#### OBJECTIVE
Using the material below, copy every line where "support" appears.

#### DATASET EXCERPTS
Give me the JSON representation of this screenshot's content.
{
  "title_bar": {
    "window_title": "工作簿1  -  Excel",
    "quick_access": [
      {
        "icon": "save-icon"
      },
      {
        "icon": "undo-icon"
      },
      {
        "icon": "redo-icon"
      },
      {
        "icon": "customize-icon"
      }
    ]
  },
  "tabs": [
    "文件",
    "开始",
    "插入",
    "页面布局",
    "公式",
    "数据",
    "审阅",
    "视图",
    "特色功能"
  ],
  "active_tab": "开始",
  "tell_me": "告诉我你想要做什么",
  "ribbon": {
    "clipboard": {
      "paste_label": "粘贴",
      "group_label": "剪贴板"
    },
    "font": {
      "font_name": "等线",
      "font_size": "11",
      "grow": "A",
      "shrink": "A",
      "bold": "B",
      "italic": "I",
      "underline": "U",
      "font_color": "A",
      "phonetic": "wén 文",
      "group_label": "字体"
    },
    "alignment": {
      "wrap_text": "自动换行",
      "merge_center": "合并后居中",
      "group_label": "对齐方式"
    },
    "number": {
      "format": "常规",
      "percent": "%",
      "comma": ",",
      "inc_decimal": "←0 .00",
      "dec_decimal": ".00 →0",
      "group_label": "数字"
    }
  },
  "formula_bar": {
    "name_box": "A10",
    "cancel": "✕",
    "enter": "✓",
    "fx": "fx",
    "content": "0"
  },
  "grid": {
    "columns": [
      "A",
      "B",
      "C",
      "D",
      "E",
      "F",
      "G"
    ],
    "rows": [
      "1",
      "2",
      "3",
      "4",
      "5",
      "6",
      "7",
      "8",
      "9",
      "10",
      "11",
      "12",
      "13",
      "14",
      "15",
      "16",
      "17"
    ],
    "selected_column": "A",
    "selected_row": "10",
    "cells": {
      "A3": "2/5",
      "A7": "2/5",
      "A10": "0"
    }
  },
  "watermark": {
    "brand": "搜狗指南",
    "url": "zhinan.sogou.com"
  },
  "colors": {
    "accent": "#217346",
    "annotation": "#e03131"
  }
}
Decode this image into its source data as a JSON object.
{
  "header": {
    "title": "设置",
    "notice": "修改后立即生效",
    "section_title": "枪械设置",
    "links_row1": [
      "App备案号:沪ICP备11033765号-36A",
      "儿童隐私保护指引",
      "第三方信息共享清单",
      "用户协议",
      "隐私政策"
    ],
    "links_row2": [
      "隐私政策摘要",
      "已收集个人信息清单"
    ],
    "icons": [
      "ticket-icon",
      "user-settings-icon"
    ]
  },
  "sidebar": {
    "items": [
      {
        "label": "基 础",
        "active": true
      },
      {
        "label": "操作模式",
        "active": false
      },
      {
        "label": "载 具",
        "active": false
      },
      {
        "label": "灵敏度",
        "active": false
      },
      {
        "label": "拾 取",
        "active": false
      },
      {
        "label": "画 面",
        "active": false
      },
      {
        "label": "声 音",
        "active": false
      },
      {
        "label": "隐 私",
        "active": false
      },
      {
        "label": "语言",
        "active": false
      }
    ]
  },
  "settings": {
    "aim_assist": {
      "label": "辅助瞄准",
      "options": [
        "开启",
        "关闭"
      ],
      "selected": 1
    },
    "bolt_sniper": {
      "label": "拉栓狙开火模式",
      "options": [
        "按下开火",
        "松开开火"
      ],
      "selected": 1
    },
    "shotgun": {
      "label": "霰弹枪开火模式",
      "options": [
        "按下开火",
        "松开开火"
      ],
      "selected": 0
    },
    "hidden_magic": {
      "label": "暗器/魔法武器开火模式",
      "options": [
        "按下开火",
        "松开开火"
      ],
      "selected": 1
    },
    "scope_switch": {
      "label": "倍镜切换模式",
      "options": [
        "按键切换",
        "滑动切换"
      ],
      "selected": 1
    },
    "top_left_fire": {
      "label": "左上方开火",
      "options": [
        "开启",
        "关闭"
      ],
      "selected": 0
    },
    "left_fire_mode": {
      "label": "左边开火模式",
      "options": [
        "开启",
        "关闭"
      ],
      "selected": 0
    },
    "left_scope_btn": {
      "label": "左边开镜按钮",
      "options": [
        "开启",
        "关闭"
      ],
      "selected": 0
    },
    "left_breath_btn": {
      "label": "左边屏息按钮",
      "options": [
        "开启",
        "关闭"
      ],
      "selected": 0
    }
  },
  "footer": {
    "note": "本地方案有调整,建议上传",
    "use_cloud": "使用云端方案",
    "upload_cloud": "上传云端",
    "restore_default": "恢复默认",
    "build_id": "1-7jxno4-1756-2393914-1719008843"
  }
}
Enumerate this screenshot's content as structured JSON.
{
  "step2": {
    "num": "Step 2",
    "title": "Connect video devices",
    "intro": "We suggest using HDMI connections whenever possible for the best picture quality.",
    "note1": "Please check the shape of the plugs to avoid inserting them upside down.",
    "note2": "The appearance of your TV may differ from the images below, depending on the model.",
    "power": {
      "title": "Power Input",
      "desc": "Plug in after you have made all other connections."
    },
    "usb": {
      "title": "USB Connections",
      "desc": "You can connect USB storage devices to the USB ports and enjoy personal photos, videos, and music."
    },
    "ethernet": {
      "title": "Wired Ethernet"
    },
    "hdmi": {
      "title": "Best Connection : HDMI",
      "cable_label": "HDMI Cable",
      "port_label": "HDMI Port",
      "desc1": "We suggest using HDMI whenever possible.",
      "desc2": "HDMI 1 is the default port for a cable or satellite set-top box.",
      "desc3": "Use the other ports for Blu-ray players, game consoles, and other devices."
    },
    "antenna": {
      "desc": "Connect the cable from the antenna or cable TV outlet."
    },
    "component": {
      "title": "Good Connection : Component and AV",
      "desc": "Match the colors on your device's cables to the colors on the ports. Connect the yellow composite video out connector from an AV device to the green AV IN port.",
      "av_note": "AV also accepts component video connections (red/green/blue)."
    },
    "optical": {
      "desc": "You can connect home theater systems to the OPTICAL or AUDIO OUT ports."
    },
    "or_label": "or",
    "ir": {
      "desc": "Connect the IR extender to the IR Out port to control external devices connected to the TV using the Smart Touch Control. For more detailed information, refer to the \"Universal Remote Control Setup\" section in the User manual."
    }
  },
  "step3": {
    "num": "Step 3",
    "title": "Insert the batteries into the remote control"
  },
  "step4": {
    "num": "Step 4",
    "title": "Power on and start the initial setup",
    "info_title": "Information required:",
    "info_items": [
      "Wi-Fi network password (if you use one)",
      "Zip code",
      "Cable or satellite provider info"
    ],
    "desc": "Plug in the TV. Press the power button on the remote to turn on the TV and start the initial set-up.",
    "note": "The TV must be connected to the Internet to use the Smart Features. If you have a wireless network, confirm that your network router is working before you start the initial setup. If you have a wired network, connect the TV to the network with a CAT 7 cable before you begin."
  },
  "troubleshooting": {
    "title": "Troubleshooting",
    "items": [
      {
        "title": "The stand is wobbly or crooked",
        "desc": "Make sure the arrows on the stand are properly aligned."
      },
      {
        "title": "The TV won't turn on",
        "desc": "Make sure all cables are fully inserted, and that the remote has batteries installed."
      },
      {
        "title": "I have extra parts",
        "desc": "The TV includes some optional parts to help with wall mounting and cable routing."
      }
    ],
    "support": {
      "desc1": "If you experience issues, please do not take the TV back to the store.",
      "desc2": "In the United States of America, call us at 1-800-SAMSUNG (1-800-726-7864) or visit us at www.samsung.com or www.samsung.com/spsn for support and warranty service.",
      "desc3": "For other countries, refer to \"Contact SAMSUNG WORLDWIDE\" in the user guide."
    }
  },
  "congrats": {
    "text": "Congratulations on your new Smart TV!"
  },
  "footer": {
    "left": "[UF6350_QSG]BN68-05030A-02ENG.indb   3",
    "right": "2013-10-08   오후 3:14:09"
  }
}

#### FULL RESPONSE
    "support": {
      "desc2": "In the United States of America, call us at 1-800-SAMSUNG (1-800-726-7864) or visit us at www.samsung.com or www.samsung.com/spsn for support and warranty service.",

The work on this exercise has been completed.